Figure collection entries
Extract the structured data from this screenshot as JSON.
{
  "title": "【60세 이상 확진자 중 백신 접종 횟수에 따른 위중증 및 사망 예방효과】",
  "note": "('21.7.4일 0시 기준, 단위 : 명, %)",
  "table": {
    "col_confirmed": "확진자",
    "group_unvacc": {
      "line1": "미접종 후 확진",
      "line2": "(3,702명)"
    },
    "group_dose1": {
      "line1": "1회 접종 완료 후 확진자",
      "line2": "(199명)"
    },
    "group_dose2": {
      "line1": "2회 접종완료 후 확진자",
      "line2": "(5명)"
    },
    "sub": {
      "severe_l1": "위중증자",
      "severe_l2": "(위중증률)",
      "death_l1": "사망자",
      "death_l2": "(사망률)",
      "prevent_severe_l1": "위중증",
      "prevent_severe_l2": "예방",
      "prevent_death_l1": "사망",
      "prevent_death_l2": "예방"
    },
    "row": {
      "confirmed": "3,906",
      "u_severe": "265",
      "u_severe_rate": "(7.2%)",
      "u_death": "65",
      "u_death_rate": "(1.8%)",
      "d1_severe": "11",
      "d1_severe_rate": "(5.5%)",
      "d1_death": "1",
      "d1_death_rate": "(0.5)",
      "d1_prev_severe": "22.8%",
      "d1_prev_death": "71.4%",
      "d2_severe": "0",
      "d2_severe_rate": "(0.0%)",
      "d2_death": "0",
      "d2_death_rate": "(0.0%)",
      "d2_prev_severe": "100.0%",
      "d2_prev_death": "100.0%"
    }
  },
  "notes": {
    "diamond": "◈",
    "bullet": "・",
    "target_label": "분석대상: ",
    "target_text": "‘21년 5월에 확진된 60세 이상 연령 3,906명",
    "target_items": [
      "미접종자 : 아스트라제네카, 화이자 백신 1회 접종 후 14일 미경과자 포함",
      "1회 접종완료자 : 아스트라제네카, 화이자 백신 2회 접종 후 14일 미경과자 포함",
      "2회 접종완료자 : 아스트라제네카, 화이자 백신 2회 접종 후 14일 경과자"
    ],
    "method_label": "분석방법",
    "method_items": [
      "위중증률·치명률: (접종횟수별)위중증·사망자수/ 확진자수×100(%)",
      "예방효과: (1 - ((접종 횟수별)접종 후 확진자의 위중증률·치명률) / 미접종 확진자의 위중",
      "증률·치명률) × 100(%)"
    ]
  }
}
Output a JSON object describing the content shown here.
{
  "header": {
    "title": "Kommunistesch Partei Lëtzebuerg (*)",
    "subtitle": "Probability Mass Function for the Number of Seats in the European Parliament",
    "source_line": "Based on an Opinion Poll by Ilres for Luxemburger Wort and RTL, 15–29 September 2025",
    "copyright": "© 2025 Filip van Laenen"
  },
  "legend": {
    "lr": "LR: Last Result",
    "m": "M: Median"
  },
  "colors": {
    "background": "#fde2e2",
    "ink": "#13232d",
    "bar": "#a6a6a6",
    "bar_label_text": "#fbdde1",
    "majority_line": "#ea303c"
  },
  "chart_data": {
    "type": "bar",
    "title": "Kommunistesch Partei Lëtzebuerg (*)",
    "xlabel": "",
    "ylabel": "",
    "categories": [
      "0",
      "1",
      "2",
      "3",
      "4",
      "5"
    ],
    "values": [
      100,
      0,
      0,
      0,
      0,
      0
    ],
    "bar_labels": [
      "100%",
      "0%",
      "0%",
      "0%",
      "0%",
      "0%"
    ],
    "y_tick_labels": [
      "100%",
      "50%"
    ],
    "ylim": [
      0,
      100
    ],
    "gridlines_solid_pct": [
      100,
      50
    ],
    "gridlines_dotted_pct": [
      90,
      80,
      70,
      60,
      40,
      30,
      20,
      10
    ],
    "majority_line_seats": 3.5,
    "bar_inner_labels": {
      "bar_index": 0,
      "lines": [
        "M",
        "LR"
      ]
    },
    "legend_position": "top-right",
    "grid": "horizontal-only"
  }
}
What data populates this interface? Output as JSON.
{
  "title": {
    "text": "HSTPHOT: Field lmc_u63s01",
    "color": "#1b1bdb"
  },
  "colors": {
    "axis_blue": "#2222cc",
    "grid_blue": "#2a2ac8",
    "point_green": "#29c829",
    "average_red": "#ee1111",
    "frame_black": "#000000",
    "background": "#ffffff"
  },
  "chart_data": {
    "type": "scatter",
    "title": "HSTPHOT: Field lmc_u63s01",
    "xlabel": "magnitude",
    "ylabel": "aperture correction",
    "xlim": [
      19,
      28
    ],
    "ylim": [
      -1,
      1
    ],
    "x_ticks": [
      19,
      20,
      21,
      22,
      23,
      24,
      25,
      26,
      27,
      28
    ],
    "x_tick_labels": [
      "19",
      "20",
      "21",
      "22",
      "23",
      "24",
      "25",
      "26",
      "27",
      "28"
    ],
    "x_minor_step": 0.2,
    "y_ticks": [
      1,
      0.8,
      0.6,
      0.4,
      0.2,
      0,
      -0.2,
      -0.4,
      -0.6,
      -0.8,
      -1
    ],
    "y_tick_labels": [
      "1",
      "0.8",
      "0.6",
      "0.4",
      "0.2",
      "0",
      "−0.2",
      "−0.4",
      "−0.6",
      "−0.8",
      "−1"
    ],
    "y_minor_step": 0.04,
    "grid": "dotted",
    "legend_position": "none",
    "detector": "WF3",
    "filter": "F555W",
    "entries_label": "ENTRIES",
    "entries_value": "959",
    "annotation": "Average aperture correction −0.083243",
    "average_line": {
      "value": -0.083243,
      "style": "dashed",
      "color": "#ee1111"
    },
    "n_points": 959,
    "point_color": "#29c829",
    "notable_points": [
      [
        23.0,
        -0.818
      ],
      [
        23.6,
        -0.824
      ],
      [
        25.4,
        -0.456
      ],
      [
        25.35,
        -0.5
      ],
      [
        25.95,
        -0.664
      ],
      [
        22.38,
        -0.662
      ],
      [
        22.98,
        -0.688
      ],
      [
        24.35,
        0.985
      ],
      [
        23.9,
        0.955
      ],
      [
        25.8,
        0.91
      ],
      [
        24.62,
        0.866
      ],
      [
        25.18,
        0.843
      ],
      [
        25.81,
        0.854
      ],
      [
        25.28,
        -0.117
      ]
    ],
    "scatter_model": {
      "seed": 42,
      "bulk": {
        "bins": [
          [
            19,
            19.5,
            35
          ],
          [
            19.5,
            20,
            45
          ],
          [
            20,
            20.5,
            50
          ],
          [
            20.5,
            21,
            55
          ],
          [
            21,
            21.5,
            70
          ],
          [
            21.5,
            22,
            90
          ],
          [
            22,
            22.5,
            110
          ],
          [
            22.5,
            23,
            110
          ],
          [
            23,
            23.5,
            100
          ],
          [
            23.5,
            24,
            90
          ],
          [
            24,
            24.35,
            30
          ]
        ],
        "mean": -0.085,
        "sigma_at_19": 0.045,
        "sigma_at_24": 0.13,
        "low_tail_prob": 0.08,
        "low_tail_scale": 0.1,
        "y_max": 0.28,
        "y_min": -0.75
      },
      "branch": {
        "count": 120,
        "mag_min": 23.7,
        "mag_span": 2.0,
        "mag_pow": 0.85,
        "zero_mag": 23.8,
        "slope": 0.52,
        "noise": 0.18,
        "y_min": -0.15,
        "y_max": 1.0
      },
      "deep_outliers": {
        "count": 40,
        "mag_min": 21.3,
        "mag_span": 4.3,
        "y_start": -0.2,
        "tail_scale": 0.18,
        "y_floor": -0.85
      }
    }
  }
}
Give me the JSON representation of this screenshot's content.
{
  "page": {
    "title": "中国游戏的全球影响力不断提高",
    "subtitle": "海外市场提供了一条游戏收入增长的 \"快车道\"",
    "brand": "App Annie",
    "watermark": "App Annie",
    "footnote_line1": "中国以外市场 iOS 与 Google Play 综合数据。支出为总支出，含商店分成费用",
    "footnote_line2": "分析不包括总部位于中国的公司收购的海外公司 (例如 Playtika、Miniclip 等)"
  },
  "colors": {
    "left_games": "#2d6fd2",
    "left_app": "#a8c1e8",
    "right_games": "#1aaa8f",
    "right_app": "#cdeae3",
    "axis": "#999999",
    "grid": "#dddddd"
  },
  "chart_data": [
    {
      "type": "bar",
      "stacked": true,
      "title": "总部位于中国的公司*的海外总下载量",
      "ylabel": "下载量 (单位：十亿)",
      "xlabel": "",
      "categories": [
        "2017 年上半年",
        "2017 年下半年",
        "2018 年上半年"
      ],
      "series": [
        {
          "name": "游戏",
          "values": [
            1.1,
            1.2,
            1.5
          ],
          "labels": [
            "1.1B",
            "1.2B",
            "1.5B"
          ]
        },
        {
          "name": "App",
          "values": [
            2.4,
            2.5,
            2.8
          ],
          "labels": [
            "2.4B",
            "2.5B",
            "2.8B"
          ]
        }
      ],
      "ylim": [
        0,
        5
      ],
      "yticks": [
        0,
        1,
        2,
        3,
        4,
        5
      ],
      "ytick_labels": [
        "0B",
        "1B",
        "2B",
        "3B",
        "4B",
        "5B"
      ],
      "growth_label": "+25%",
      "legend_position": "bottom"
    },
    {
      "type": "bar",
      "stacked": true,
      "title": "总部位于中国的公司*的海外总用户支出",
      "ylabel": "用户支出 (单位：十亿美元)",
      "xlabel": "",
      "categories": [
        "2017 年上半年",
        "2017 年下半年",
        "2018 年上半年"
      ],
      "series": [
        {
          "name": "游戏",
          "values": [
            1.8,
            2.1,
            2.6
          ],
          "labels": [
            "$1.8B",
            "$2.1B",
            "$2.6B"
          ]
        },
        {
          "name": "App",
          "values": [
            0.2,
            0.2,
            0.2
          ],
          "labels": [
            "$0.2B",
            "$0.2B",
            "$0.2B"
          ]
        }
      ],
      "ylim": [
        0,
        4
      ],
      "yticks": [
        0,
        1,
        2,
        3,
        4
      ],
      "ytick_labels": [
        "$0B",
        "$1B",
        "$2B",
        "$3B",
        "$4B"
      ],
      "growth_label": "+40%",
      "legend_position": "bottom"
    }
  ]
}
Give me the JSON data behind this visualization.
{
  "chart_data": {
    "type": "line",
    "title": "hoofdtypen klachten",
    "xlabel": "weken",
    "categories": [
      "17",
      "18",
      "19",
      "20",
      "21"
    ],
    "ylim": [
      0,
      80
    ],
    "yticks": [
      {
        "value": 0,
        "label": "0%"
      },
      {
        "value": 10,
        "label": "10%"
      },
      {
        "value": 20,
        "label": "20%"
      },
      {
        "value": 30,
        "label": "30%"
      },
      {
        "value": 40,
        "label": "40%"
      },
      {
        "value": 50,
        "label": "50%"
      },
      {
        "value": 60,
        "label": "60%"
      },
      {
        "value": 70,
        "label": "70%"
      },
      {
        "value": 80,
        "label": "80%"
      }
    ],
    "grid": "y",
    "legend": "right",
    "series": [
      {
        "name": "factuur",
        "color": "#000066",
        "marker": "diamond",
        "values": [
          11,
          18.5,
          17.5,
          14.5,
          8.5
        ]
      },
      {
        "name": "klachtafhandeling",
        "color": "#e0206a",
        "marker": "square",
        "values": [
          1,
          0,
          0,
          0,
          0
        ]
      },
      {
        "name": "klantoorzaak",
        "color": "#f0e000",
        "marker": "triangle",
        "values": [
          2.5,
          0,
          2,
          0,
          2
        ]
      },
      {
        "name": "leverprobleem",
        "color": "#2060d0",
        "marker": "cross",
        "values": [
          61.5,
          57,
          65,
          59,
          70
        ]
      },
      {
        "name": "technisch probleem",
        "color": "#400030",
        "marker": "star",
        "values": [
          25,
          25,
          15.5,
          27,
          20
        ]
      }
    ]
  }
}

### Stated exercise
Go over the entries above and say how many lines hold the string "marker", with no other text.

### Written solution
5